WRITTEN PROBLEM.
The records that follow must be repeated verbatim, every one of them.

ITEMS.

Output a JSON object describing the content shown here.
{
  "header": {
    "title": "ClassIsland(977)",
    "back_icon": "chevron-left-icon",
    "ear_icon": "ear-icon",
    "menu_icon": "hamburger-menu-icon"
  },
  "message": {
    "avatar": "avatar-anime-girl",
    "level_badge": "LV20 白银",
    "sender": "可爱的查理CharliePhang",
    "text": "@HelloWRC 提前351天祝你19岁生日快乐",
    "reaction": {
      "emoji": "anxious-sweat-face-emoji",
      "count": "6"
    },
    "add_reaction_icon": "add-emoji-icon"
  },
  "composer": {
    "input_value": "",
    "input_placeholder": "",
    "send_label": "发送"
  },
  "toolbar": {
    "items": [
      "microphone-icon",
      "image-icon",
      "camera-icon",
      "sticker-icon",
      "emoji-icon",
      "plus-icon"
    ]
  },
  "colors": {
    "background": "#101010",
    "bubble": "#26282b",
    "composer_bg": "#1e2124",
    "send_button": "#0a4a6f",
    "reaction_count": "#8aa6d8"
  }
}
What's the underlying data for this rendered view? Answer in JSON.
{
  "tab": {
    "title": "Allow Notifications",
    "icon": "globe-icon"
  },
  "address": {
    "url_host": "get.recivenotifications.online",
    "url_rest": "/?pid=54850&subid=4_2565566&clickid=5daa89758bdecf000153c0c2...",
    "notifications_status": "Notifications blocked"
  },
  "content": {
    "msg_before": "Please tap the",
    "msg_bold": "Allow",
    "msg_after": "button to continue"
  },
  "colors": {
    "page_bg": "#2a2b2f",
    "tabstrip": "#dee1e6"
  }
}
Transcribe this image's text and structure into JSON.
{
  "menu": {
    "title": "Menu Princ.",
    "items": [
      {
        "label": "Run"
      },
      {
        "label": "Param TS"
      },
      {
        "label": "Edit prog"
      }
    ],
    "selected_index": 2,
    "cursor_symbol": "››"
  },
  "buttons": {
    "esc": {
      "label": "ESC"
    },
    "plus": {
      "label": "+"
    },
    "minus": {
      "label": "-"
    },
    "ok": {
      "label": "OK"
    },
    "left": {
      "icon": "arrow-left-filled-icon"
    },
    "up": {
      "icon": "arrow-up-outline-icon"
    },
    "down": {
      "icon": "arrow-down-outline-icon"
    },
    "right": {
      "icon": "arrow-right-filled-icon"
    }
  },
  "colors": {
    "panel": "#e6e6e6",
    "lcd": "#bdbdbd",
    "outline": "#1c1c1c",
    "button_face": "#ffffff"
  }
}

TASK RESULT.
Output a JSON object describing the content shown here.
{
  "header": {
    "title": "ClassIsland(977)",
    "back_icon": "chevron-left-icon",
    "ear_icon": "ear-icon",
    "menu_icon": "hamburger-menu-icon"
  },
  "message": {
    "avatar": "avatar-anime-girl",
    "level_badge": "LV20 白银",
    "sender": "可爱的查理CharliePhang",
    "text": "@HelloWRC 提前351天祝你19岁生日快乐",
    "reaction": {
      "emoji": "anxious-sweat-face-emoji",
      "count": "6"
    },
    "add_reaction_icon": "add-emoji-icon"
  },
  "composer": {
    "input_value": "",
    "input_placeholder": "",
    "send_label": "发送"
  },
  "toolbar": {
    "items": [
      "microphone-icon",
      "image-icon",
      "camera-icon",
      "sticker-icon",
      "emoji-icon",
      "plus-icon"
    ]
  },
  "colors": {
    "background": "#101010",
    "bubble": "#26282b",
    "composer_bg": "#1e2124",
    "send_button": "#0a4a6f",
    "reaction_count": "#8aa6d8"
  }
}
What's the underlying data for this rendered view? Answer in JSON.
{
  "tab": {
    "title": "Allow Notifications",
    "icon": "globe-icon"
  },
  "address": {
    "url_host": "get.recivenotifications.online",
    "url_rest": "/?pid=54850&subid=4_2565566&clickid=5daa89758bdecf000153c0c2...",
    "notifications_status": "Notifications blocked"
  },
  "content": {
    "msg_before": "Please tap the",
    "msg_bold": "Allow",
    "msg_after": "button to continue"
  },
  "colors": {
    "page_bg": "#2a2b2f",
    "tabstrip": "#dee1e6"
  }
}
Transcribe this image's text and structure into JSON.
{
  "menu": {
    "title": "Menu Princ.",
    "items": [
      {
        "label": "Run"
      },
      {
        "label": "Param TS"
      },
      {
        "label": "Edit prog"
      }
    ],
    "selected_index": 2,
    "cursor_symbol": "››"
  },
  "buttons": {
    "esc": {
      "label": "ESC"
    },
    "plus": {
      "label": "+"
    },
    "minus": {
      "label": "-"
    },
    "ok": {
      "label": "OK"
    },
    "left": {
      "icon": "arrow-left-filled-icon"
    },
    "up": {
      "icon": "arrow-up-outline-icon"
    },
    "down": {
      "icon": "arrow-down-outline-icon"
    },
    "right": {
      "icon": "arrow-right-filled-icon"
    }
  },
  "colors": {
    "panel": "#e6e6e6",
    "lcd": "#bdbdbd",
    "outline": "#1c1c1c",
    "button_face": "#ffffff"
  }
}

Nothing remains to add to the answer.